Collected data:
>>>>>
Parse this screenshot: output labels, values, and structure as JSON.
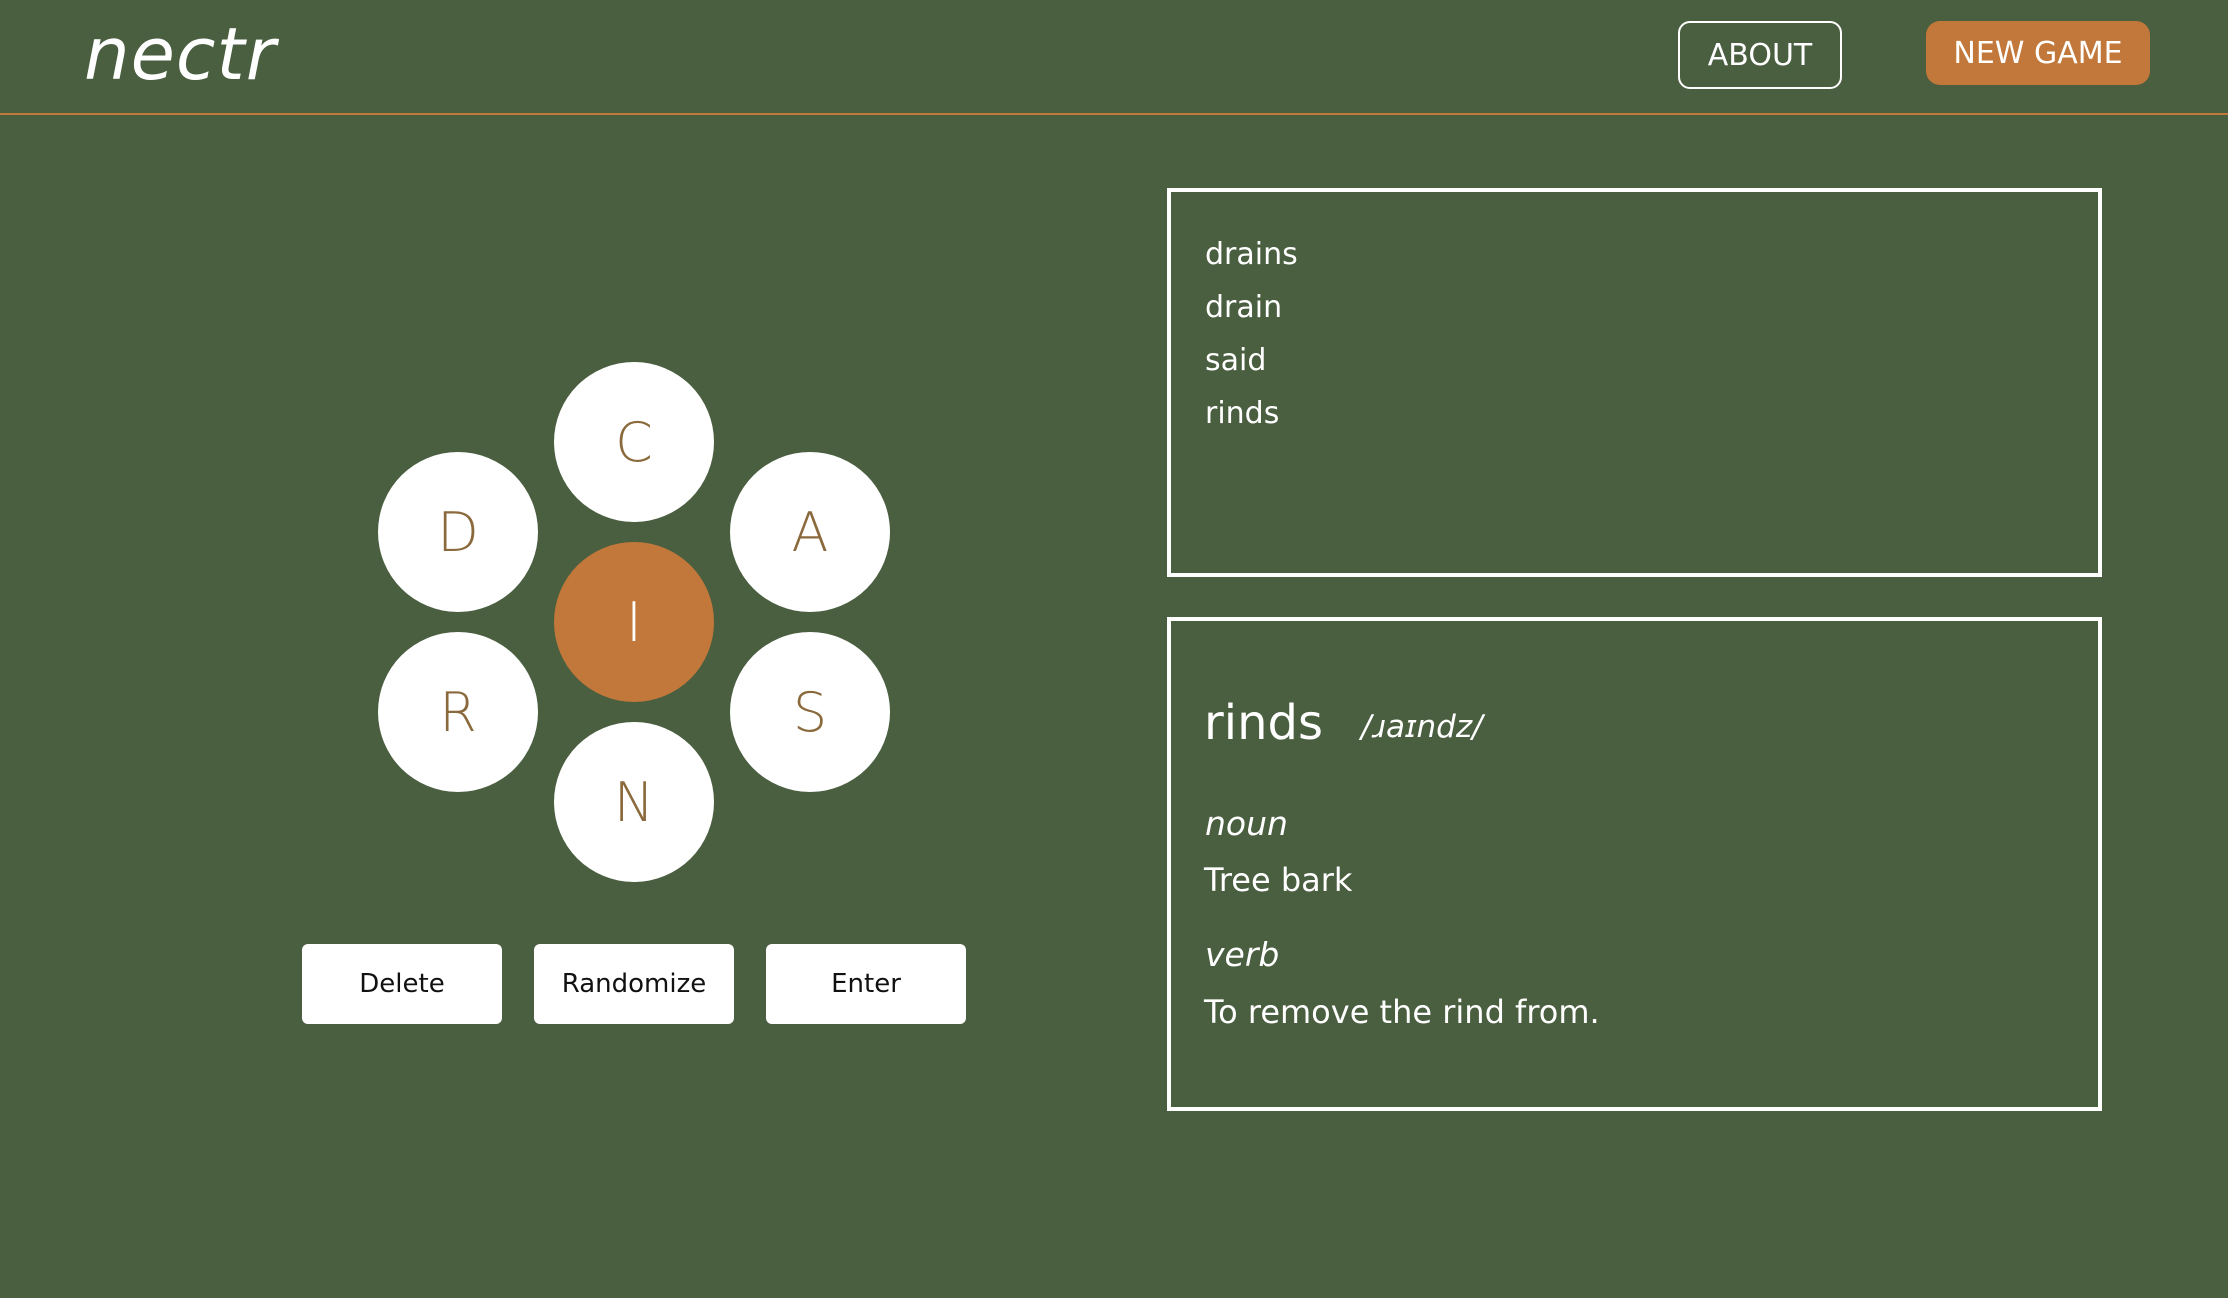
{
  "header": {
    "logo": "nectr",
    "about_label": "ABOUT",
    "new_game_label": "NEW GAME"
  },
  "hive": {
    "center_letter": "I",
    "outer_letters": {
      "top": "C",
      "upper_left": "D",
      "upper_right": "A",
      "lower_left": "R",
      "lower_right": "S",
      "bottom": "N"
    }
  },
  "controls": {
    "delete_label": "Delete",
    "randomize_label": "Randomize",
    "enter_label": "Enter"
  },
  "found_words": [
    "drains",
    "drain",
    "said",
    "rinds"
  ],
  "definition": {
    "word": "rinds",
    "pronunciation": "/ɹaɪndz/",
    "senses": [
      {
        "part_of_speech": "noun",
        "meaning": "Tree bark"
      },
      {
        "part_of_speech": "verb",
        "meaning": "To remove the rind from."
      }
    ]
  },
  "colors": {
    "background": "#4a5e40",
    "accent": "#c2783a",
    "letter": "#8a6a3c",
    "panel_border": "#ffffff"
  }
}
<<<<<
All lines of the data above that include the word "meaning" must be shown.

• [EXPECTED OUTPUT]
        "meaning": "Tree bark"
        "meaning": "To remove the rind from."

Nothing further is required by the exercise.